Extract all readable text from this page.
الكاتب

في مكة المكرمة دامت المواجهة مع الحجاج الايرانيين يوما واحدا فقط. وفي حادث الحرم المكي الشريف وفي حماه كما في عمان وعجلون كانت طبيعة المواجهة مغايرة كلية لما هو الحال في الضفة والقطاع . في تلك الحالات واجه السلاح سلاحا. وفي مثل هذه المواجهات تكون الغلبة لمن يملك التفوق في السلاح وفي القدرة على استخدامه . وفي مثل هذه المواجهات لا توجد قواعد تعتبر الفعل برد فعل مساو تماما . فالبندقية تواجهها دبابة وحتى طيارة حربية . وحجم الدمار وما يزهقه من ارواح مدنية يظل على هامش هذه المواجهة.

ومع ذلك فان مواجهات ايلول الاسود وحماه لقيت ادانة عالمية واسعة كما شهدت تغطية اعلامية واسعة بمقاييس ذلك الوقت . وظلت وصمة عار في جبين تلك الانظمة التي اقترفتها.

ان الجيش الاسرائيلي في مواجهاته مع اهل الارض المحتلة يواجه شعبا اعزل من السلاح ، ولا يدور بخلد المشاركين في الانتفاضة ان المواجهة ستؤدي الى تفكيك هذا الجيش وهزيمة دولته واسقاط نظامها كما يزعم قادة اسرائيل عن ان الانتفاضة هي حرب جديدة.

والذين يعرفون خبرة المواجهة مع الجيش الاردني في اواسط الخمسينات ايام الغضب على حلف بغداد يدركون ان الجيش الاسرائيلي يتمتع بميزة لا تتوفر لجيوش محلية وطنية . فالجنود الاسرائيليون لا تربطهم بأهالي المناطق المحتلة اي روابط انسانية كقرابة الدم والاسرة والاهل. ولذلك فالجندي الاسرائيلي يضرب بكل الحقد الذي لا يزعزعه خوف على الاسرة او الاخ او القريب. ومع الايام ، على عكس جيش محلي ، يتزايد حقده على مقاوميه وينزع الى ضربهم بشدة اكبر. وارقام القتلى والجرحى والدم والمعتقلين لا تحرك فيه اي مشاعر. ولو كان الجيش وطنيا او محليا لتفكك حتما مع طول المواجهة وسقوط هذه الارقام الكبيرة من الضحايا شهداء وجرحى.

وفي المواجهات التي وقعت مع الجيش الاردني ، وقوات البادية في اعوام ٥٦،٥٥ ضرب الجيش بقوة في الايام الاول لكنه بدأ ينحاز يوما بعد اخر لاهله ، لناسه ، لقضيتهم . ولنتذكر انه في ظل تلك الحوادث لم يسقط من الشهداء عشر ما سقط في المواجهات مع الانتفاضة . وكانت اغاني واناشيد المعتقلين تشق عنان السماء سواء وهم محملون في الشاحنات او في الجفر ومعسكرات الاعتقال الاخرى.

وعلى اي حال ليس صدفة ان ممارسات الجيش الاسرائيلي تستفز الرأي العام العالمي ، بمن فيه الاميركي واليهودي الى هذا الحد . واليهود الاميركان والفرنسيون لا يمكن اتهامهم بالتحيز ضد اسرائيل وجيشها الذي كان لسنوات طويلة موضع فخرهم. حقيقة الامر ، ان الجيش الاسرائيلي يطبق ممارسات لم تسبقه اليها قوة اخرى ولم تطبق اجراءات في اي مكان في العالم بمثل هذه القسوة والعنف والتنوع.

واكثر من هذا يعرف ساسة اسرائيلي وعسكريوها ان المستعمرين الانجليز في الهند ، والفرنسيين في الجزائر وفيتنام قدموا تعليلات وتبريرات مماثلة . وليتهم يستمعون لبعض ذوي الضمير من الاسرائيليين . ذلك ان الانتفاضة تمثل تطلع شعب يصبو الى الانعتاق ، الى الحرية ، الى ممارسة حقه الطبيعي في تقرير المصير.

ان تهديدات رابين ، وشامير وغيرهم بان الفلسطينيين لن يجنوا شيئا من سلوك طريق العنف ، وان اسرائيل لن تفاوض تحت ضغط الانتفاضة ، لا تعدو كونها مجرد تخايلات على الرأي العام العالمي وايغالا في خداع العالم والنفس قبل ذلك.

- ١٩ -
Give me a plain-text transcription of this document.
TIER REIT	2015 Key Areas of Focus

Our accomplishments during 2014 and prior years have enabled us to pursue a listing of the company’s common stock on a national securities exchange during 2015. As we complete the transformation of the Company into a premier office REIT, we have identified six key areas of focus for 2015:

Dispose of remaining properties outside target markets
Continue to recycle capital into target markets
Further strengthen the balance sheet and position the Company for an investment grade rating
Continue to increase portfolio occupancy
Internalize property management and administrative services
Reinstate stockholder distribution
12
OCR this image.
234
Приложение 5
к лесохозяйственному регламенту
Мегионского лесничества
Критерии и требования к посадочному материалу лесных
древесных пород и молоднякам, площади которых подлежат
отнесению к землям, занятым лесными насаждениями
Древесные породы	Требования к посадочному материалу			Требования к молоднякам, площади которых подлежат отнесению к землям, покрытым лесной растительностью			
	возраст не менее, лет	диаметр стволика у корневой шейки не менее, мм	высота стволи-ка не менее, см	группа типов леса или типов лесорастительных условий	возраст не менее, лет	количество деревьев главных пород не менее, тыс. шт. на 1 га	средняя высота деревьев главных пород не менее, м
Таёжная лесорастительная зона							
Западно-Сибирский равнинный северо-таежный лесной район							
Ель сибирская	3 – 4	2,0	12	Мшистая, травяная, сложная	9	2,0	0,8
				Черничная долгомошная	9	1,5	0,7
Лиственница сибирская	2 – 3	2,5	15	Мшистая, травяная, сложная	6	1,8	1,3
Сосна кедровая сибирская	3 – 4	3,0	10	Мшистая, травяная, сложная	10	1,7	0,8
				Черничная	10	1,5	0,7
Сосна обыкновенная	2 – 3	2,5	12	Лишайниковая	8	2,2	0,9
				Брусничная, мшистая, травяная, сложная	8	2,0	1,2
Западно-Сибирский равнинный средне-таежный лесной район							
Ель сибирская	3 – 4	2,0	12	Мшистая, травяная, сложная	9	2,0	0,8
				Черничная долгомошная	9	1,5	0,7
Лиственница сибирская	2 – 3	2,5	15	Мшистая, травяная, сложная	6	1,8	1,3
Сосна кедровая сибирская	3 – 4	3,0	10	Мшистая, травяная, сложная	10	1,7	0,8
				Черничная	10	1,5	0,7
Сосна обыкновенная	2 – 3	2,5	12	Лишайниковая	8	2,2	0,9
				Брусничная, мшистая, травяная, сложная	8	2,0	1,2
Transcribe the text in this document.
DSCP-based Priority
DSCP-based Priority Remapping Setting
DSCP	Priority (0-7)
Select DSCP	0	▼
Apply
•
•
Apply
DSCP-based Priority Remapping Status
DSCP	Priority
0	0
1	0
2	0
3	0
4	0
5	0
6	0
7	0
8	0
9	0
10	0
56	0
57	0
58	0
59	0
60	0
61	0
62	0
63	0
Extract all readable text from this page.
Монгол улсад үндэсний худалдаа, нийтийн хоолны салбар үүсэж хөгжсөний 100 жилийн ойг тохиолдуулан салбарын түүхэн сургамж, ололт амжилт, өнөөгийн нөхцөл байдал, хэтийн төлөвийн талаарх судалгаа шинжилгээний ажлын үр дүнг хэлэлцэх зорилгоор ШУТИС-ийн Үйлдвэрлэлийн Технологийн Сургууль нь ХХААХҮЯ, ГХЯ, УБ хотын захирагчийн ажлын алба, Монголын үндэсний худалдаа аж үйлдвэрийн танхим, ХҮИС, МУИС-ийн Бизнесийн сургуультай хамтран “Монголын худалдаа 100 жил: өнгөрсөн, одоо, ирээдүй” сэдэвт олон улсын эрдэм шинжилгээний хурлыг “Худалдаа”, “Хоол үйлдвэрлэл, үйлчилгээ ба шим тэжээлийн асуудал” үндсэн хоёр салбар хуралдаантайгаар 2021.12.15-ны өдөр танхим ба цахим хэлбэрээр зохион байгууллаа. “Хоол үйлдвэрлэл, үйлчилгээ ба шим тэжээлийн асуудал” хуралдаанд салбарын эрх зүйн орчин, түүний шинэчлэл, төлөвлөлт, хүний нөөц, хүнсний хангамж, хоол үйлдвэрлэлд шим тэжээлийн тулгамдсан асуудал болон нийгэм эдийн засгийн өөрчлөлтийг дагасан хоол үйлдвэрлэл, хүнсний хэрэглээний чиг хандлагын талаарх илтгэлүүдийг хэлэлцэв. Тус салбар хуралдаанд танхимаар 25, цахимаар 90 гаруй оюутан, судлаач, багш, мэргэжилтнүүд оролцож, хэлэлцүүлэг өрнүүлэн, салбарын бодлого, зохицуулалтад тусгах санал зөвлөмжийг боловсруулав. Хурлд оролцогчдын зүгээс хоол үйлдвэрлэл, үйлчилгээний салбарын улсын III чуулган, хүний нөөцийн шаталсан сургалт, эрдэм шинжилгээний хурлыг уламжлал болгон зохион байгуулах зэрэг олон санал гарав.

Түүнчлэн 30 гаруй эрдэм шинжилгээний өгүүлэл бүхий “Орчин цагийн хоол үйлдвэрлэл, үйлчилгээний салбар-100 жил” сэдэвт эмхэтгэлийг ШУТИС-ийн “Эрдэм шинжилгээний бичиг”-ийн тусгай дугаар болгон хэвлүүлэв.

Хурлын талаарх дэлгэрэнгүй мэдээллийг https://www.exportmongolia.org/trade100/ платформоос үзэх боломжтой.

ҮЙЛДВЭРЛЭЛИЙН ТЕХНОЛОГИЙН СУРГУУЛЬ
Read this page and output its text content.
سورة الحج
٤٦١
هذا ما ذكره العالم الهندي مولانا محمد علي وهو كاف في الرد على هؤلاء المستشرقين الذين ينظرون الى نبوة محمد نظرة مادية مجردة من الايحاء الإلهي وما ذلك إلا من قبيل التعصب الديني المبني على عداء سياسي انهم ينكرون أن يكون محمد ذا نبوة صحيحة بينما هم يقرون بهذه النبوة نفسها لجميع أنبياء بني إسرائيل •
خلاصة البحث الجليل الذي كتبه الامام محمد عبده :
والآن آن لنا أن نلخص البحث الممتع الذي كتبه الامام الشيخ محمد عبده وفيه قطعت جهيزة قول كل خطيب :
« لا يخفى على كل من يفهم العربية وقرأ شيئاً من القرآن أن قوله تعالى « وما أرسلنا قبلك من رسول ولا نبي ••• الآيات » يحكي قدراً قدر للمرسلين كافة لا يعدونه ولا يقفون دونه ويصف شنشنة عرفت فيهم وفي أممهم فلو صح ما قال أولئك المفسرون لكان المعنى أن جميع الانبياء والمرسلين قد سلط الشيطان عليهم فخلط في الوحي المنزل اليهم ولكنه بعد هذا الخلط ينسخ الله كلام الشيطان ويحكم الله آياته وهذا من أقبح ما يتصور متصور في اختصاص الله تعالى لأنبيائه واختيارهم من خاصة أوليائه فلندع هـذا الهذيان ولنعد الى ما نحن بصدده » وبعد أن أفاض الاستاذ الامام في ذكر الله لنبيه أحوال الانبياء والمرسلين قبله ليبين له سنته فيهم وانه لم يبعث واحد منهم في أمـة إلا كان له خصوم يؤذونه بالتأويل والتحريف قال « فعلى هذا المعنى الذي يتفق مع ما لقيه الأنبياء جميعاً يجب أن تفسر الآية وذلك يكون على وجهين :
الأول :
--*--
● **Given instruction**
Among the lines of the material, find those that hold the word "into" and copy them.

● **Finished exercise**
Our accomplishments during 2014 and prior years have enabled us to pursue a listing of the company’s common stock on a national securities exchange during 2015. As we complete the transformation of the Company into a premier office REIT, we have identified six key areas of focus for 2015:
Continue to recycle capital into target markets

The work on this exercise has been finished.